**Task details**
Find and return each line containing "Ngày".

(Source records)
□ □ □ □

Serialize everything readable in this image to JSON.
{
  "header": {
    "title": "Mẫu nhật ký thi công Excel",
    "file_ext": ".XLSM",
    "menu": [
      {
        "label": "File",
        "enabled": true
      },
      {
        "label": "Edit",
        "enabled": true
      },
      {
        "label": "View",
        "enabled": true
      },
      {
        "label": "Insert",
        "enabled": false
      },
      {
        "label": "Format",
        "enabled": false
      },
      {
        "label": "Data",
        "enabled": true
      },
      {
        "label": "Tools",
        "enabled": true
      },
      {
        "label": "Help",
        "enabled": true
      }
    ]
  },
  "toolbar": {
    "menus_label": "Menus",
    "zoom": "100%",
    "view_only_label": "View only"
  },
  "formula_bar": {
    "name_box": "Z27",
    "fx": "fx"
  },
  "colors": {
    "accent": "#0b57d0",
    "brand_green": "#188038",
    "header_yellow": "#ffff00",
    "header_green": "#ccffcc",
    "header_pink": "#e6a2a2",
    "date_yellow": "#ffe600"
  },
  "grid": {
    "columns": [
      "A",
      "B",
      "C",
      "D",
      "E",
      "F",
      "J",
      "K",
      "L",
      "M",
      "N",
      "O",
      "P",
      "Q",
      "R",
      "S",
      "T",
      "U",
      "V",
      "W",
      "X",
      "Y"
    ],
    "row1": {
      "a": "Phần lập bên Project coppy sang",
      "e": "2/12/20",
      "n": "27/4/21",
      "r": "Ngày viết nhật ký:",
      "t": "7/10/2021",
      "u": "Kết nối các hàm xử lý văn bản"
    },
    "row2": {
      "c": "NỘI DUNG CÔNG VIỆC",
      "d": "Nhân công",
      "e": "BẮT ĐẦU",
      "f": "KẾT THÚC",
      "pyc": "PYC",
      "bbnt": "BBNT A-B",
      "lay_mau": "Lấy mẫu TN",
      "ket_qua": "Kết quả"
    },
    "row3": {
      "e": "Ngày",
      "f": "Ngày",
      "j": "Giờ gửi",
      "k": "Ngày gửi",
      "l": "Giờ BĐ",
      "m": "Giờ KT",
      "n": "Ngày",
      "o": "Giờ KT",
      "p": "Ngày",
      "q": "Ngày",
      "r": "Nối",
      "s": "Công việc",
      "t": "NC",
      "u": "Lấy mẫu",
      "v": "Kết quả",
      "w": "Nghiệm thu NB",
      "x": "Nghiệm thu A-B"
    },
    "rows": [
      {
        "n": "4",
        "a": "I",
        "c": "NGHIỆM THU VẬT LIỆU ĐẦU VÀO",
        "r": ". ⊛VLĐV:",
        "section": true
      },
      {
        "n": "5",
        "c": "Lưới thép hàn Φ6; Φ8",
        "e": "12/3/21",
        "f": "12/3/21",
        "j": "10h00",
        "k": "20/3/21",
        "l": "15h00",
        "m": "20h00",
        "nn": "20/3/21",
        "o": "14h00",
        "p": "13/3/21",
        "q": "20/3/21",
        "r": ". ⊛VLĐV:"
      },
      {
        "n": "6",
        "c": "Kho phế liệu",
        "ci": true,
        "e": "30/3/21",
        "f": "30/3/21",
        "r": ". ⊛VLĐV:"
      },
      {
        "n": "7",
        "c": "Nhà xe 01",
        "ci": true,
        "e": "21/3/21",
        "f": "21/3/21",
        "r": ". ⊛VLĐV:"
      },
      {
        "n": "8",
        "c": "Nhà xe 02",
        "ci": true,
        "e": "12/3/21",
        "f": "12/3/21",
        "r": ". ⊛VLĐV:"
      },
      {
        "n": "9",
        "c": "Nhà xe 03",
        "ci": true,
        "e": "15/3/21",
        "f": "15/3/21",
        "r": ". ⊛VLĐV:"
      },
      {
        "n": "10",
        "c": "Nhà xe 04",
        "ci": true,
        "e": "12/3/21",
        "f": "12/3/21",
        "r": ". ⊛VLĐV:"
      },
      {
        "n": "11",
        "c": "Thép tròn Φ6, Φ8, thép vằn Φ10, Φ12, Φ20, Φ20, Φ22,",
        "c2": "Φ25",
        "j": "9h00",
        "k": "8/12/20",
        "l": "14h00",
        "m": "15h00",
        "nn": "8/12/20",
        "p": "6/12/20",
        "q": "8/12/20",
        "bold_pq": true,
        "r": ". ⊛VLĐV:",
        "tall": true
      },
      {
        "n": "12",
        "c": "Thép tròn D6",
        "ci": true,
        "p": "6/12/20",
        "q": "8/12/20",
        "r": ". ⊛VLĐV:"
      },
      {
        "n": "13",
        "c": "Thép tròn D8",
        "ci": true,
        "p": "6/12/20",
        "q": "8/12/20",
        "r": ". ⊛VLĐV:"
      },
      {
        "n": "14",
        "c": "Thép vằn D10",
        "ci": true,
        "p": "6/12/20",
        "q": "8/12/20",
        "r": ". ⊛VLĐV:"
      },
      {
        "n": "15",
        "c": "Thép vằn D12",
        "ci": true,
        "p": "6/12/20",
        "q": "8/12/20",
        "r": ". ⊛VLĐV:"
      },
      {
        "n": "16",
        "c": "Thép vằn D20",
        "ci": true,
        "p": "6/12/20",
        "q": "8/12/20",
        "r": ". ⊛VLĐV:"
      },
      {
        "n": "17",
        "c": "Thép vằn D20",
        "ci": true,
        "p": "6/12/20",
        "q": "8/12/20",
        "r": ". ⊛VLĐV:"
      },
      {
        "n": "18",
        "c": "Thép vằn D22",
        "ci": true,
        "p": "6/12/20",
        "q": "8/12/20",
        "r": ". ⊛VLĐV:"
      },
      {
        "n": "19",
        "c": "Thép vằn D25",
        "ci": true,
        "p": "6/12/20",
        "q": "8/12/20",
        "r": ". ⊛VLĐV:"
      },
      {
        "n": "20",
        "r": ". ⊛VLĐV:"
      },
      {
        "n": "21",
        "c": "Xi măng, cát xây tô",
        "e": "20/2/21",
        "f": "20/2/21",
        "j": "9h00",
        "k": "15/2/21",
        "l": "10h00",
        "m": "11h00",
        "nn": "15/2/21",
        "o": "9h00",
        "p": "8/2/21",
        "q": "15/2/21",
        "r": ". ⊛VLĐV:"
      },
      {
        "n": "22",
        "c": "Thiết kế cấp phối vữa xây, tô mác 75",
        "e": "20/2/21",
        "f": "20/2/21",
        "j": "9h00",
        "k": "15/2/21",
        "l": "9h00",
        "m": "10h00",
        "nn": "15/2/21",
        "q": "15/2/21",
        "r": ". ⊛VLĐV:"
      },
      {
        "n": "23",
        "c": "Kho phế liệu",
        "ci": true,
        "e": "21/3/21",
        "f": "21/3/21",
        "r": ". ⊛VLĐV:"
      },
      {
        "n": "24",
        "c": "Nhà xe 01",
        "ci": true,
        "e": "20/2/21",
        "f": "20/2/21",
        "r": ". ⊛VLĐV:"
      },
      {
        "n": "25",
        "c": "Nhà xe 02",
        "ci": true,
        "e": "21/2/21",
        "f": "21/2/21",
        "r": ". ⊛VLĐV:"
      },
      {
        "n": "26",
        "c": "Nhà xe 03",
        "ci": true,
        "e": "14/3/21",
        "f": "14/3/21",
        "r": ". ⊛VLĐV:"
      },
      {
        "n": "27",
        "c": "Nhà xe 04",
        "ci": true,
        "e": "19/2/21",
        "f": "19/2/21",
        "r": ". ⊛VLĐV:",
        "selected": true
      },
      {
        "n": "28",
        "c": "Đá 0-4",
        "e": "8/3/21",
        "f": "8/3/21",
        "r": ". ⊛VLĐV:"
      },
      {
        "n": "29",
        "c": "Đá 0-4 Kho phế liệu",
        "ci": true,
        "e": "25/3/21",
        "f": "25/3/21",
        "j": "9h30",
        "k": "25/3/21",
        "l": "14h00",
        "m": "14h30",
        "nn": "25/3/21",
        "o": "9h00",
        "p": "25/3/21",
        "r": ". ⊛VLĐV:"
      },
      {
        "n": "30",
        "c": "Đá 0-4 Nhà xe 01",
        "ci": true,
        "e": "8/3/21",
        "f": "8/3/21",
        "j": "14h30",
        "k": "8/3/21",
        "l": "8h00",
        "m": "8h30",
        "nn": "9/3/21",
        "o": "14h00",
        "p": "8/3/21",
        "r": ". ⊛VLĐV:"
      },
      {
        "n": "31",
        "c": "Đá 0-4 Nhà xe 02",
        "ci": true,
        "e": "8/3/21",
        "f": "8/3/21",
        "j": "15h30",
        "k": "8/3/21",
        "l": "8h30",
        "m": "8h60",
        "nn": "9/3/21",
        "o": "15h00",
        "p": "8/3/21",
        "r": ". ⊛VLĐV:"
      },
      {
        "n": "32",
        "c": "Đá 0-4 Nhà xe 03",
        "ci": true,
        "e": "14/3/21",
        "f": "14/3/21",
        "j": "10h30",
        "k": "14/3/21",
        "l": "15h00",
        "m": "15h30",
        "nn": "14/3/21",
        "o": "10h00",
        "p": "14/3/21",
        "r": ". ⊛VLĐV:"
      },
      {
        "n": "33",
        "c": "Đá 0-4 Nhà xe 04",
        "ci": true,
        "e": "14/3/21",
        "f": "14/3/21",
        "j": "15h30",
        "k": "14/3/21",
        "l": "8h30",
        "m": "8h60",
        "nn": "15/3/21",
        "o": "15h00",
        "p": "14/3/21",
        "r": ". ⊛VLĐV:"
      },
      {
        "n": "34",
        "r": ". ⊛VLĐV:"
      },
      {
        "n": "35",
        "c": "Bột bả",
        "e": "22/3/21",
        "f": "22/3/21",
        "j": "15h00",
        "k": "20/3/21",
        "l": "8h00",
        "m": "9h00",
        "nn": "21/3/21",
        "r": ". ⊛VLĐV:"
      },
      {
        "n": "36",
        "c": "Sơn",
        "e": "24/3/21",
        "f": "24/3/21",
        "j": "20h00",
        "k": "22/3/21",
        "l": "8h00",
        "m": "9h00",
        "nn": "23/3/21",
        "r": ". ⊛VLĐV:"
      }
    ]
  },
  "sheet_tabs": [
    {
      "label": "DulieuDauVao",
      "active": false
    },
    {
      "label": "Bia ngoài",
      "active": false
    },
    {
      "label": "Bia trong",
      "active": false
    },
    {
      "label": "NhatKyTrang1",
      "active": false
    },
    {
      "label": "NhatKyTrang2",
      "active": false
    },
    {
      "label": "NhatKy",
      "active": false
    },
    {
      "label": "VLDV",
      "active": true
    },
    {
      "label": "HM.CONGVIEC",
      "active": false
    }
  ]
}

□ □ □ □

**The result**
      "r": "Ngày viết nhật ký:",
      "e": "Ngày",
      "f": "Ngày",
      "k": "Ngày gửi",
      "n": "Ngày",
      "p": "Ngày",
      "q": "Ngày",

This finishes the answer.